SHORT EXERCISE:
Find the string "from" in the entries and copy each line that has it.

■ ■ ■ ■ ■

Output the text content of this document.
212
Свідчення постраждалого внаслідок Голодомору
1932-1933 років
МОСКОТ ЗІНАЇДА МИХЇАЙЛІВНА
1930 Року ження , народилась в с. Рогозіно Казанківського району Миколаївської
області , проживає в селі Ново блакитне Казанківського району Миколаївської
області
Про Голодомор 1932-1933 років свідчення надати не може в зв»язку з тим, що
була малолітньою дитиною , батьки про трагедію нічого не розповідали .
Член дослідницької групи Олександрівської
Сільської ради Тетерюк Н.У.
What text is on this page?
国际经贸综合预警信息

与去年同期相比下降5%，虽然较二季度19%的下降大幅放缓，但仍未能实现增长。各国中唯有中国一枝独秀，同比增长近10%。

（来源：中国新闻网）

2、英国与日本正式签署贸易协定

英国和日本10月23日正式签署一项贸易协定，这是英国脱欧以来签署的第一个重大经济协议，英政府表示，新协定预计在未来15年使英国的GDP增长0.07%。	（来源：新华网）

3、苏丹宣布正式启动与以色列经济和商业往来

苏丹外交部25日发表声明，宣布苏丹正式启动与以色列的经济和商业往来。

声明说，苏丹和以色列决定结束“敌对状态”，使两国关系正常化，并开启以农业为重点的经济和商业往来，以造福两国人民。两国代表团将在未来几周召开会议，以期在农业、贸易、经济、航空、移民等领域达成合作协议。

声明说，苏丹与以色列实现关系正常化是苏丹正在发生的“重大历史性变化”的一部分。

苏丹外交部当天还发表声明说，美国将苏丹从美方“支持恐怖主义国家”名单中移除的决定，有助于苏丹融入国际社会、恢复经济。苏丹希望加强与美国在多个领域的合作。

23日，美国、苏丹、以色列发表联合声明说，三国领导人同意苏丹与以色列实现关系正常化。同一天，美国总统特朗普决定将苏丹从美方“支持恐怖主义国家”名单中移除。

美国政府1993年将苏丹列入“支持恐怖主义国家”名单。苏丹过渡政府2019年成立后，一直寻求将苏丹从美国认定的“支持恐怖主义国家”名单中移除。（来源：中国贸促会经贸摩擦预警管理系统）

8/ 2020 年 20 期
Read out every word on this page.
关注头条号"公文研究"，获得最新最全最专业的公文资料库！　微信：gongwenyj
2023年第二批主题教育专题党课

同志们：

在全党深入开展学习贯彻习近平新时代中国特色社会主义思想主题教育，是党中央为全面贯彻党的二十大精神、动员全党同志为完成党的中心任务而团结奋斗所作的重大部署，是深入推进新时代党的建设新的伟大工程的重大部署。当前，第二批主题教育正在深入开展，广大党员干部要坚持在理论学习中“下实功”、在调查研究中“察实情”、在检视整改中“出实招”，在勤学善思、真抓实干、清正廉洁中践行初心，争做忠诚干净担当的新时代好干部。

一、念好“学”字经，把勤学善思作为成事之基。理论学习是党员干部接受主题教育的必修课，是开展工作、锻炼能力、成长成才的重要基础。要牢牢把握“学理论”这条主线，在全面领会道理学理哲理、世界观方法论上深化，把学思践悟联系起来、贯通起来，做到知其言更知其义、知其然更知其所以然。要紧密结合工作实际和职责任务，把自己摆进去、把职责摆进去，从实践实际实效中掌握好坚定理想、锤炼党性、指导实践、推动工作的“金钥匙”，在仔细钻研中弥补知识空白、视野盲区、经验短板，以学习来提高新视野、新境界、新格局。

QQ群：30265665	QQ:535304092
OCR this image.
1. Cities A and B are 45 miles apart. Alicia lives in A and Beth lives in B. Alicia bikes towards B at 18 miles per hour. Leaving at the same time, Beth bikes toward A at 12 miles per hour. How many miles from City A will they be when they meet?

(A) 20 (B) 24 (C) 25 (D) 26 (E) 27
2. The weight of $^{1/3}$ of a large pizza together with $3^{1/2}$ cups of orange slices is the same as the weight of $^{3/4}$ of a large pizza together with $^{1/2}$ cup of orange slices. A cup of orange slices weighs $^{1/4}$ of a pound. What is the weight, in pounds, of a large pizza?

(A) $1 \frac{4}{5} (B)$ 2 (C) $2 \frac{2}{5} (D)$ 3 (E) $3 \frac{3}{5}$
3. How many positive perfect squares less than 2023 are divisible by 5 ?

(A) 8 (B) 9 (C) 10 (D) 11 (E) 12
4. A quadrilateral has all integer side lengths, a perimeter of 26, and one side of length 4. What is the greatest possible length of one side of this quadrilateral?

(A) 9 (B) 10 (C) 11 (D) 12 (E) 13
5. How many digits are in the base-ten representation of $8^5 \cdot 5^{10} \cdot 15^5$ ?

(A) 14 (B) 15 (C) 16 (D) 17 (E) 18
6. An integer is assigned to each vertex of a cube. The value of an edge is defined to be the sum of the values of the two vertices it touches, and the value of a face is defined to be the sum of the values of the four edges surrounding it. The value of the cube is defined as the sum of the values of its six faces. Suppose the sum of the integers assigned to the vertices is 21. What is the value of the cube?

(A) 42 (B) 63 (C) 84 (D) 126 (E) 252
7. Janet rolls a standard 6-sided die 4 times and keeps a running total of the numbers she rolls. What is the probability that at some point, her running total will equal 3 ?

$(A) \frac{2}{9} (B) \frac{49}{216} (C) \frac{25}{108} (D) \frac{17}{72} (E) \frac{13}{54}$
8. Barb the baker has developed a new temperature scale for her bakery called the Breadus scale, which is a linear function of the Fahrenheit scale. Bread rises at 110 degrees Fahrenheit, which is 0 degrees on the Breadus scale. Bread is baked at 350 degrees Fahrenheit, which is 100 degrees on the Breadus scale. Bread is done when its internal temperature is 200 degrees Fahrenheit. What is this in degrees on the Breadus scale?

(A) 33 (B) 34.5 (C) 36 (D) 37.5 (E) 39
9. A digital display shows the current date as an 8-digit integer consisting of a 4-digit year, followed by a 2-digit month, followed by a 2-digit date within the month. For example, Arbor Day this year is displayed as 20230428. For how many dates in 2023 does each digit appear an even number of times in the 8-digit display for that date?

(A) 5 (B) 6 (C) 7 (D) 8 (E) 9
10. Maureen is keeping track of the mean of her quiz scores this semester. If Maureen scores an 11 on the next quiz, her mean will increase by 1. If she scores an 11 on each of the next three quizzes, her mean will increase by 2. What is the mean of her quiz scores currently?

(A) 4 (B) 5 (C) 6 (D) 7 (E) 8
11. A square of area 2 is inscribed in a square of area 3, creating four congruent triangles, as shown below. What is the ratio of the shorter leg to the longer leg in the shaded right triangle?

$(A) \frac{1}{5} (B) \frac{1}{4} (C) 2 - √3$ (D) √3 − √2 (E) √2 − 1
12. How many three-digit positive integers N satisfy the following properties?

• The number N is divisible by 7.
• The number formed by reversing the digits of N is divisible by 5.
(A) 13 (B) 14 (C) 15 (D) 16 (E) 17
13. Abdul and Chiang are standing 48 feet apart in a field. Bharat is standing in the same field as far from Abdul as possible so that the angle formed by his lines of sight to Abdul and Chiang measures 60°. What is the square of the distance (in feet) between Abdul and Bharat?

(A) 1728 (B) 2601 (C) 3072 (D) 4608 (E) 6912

■ ■ ■ ■ ■

ANSWER TO THIS TASK:
1. Cities A and B are 45 miles apart. Alicia lives in A and Beth lives in B. Alicia bikes towards B at 18 miles per hour. Leaving at the same time, Beth bikes toward A at 12 miles per hour. How many miles from City A will they be when they meet?
13. Abdul and Chiang are standing 48 feet apart in a field. Bharat is standing in the same field as far from Abdul as possible so that the angle formed by his lines of sight to Abdul and Chiang measures 60°. What is the square of the distance (in feet) between Abdul and Bharat?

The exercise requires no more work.